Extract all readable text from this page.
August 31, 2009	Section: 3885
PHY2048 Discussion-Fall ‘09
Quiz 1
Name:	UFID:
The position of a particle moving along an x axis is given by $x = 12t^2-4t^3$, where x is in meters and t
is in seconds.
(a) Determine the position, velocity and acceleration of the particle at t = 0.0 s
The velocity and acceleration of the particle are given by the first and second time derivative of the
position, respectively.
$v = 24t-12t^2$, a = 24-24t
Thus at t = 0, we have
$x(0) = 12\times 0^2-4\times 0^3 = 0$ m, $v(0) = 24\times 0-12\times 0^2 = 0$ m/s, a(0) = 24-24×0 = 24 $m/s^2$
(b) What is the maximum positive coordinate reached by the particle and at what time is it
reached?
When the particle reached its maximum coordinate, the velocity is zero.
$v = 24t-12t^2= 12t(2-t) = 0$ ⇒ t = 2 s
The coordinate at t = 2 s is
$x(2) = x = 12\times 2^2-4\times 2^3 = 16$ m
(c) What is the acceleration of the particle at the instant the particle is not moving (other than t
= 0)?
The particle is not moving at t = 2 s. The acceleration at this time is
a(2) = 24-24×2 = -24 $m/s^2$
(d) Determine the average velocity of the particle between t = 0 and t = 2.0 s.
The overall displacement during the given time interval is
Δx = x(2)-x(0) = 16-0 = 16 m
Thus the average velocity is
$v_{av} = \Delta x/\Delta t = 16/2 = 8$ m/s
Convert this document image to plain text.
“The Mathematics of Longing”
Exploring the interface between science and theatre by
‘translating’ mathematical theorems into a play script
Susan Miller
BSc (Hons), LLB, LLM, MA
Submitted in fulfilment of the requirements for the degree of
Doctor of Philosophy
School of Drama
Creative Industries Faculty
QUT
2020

----

:: YOUR GOAL ::
Write every line of the material above again, exactly.

:: ANSWER TO THIS EXERCISE ::
Extract all readable text from this page.
August 31, 2009	Section: 3885
PHY2048 Discussion-Fall ‘09
Quiz 1
Name:	UFID:
The position of a particle moving along an x axis is given by $x = 12t^2-4t^3$, where x is in meters and t
is in seconds.
(a) Determine the position, velocity and acceleration of the particle at t = 0.0 s
The velocity and acceleration of the particle are given by the first and second time derivative of the
position, respectively.
$v = 24t-12t^2$, a = 24-24t
Thus at t = 0, we have
$x(0) = 12\times 0^2-4\times 0^3 = 0$ m, $v(0) = 24\times 0-12\times 0^2 = 0$ m/s, a(0) = 24-24×0 = 24 $m/s^2$
(b) What is the maximum positive coordinate reached by the particle and at what time is it
reached?
When the particle reached its maximum coordinate, the velocity is zero.
$v = 24t-12t^2= 12t(2-t) = 0$ ⇒ t = 2 s
The coordinate at t = 2 s is
$x(2) = x = 12\times 2^2-4\times 2^3 = 16$ m
(c) What is the acceleration of the particle at the instant the particle is not moving (other than t
= 0)?
The particle is not moving at t = 2 s. The acceleration at this time is
a(2) = 24-24×2 = -24 $m/s^2$
(d) Determine the average velocity of the particle between t = 0 and t = 2.0 s.
The overall displacement during the given time interval is
Δx = x(2)-x(0) = 16-0 = 16 m
Thus the average velocity is
$v_{av} = \Delta x/\Delta t = 16/2 = 8$ m/s
Convert this document image to plain text.
“The Mathematics of Longing”
Exploring the interface between science and theatre by
‘translating’ mathematical theorems into a play script
Susan Miller
BSc (Hons), LLB, LLM, MA
Submitted in fulfilment of the requirements for the degree of
Doctor of Philosophy
School of Drama
Creative Industries Faculty
QUT
2020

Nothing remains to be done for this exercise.